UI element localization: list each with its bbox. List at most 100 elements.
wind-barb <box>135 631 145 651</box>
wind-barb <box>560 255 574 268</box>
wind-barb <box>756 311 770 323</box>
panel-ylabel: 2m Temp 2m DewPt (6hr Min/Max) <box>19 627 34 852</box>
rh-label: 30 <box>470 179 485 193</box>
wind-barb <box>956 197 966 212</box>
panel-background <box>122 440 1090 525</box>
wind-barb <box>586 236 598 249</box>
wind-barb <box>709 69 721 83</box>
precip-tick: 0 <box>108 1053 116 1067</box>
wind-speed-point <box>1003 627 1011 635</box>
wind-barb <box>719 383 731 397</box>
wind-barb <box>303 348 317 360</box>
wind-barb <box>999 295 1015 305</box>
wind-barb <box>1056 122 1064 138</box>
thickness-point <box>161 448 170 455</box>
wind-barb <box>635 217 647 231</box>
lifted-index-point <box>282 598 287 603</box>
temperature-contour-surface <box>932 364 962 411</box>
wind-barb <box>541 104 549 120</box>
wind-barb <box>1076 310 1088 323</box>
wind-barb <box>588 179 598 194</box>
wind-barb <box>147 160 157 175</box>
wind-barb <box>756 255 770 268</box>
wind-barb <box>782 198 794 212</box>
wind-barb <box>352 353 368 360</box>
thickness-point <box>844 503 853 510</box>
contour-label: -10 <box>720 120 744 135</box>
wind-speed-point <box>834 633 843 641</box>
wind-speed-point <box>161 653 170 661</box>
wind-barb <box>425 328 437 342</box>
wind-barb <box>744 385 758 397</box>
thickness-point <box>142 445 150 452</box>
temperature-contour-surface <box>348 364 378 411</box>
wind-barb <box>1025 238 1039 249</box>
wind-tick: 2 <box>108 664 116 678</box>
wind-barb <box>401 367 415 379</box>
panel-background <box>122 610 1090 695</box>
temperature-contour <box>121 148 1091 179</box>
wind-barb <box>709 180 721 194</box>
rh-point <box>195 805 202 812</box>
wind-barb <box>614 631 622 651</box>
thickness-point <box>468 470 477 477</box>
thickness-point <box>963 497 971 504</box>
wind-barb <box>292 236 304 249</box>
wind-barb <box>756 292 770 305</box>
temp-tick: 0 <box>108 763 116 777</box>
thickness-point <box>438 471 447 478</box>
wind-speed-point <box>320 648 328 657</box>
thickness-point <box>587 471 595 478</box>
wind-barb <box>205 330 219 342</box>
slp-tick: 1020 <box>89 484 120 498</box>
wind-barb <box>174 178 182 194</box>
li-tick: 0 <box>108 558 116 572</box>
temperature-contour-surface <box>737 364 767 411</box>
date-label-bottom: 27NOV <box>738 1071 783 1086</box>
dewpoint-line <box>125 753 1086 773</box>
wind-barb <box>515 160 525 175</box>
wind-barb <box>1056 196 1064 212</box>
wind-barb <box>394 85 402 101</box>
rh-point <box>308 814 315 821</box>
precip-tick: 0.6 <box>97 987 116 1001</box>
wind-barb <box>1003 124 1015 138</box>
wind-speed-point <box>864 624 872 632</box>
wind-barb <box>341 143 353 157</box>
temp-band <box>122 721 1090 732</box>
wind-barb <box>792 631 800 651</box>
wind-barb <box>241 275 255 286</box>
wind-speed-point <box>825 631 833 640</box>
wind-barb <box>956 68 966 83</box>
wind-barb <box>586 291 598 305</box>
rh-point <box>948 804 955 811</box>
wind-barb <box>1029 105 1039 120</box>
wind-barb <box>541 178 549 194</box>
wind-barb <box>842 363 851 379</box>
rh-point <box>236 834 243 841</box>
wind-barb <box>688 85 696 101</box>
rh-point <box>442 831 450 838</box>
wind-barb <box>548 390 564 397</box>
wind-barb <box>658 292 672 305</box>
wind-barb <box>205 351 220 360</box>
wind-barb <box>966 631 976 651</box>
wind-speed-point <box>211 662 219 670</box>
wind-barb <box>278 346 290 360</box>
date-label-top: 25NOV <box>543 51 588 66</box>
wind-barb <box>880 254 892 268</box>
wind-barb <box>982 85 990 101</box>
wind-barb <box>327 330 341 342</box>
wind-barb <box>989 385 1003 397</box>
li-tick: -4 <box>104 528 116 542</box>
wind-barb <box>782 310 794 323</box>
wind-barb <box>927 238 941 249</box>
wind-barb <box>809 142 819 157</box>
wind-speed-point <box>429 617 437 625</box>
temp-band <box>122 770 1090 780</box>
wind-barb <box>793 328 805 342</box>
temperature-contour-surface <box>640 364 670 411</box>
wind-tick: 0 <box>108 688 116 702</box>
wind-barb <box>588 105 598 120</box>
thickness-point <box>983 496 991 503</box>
□ □ □ □ □ □ □
Reproduce the material above line for line, leaving every character unchanged.

UI element localization: list each with its bbox. List at most 100 elements.
wind-barb <box>135 631 145 651</box>
wind-barb <box>560 255 574 268</box>
wind-barb <box>756 311 770 323</box>
panel-ylabel: 2m Temp 2m DewPt (6hr Min/Max) <box>19 627 34 852</box>
rh-label: 30 <box>470 179 485 193</box>
wind-barb <box>956 197 966 212</box>
panel-background <box>122 440 1090 525</box>
wind-barb <box>586 236 598 249</box>
wind-barb <box>709 69 721 83</box>
precip-tick: 0 <box>108 1053 116 1067</box>
wind-speed-point <box>1003 627 1011 635</box>
wind-barb <box>719 383 731 397</box>
wind-barb <box>303 348 317 360</box>
wind-barb <box>999 295 1015 305</box>
wind-barb <box>1056 122 1064 138</box>
thickness-point <box>161 448 170 455</box>
wind-barb <box>635 217 647 231</box>
lifted-index-point <box>282 598 287 603</box>
temperature-contour-surface <box>932 364 962 411</box>
wind-barb <box>541 104 549 120</box>
wind-barb <box>1076 310 1088 323</box>
wind-barb <box>588 179 598 194</box>
wind-barb <box>147 160 157 175</box>
wind-barb <box>756 255 770 268</box>
wind-barb <box>782 198 794 212</box>
wind-barb <box>352 353 368 360</box>
thickness-point <box>844 503 853 510</box>
contour-label: -10 <box>720 120 744 135</box>
wind-speed-point <box>834 633 843 641</box>
wind-speed-point <box>161 653 170 661</box>
wind-barb <box>425 328 437 342</box>
wind-barb <box>744 385 758 397</box>
thickness-point <box>142 445 150 452</box>
temperature-contour-surface <box>348 364 378 411</box>
wind-barb <box>1025 238 1039 249</box>
wind-tick: 2 <box>108 664 116 678</box>
wind-barb <box>401 367 415 379</box>
panel-background <box>122 610 1090 695</box>
temperature-contour <box>121 148 1091 179</box>
wind-barb <box>709 180 721 194</box>
rh-point <box>195 805 202 812</box>
wind-barb <box>614 631 622 651</box>
thickness-point <box>468 470 477 477</box>
thickness-point <box>963 497 971 504</box>
wind-barb <box>292 236 304 249</box>
wind-barb <box>756 292 770 305</box>
temp-tick: 0 <box>108 763 116 777</box>
thickness-point <box>438 471 447 478</box>
wind-speed-point <box>320 648 328 657</box>
thickness-point <box>587 471 595 478</box>
wind-barb <box>205 330 219 342</box>
slp-tick: 1020 <box>89 484 120 498</box>
wind-barb <box>174 178 182 194</box>
li-tick: 0 <box>108 558 116 572</box>
temperature-contour-surface <box>737 364 767 411</box>
date-label-bottom: 27NOV <box>738 1071 783 1086</box>
dewpoint-line <box>125 753 1086 773</box>
wind-barb <box>515 160 525 175</box>
wind-barb <box>1056 196 1064 212</box>
wind-barb <box>394 85 402 101</box>
rh-point <box>308 814 315 821</box>
precip-tick: 0.6 <box>97 987 116 1001</box>
wind-barb <box>1003 124 1015 138</box>
wind-speed-point <box>864 624 872 632</box>
wind-barb <box>341 143 353 157</box>
temp-band <box>122 721 1090 732</box>
wind-barb <box>792 631 800 651</box>
wind-barb <box>241 275 255 286</box>
wind-speed-point <box>825 631 833 640</box>
wind-barb <box>956 68 966 83</box>
wind-barb <box>586 291 598 305</box>
rh-point <box>948 804 955 811</box>
wind-barb <box>1029 105 1039 120</box>
wind-barb <box>541 178 549 194</box>
wind-barb <box>842 363 851 379</box>
rh-point <box>236 834 243 841</box>
wind-barb <box>688 85 696 101</box>
rh-point <box>442 831 450 838</box>
wind-barb <box>548 390 564 397</box>
wind-barb <box>658 292 672 305</box>
wind-barb <box>205 351 220 360</box>
wind-barb <box>966 631 976 651</box>
wind-speed-point <box>211 662 219 670</box>
wind-barb <box>278 346 290 360</box>
date-label-top: 25NOV <box>543 51 588 66</box>
wind-barb <box>880 254 892 268</box>
wind-barb <box>982 85 990 101</box>
wind-barb <box>327 330 341 342</box>
wind-barb <box>989 385 1003 397</box>
li-tick: -4 <box>104 528 116 542</box>
wind-barb <box>782 310 794 323</box>
wind-barb <box>927 238 941 249</box>
wind-barb <box>809 142 819 157</box>
wind-speed-point <box>429 617 437 625</box>
temp-band <box>122 770 1090 780</box>
wind-barb <box>793 328 805 342</box>
temperature-contour-surface <box>640 364 670 411</box>
wind-tick: 0 <box>108 688 116 702</box>
wind-barb <box>588 105 598 120</box>
thickness-point <box>983 496 991 503</box>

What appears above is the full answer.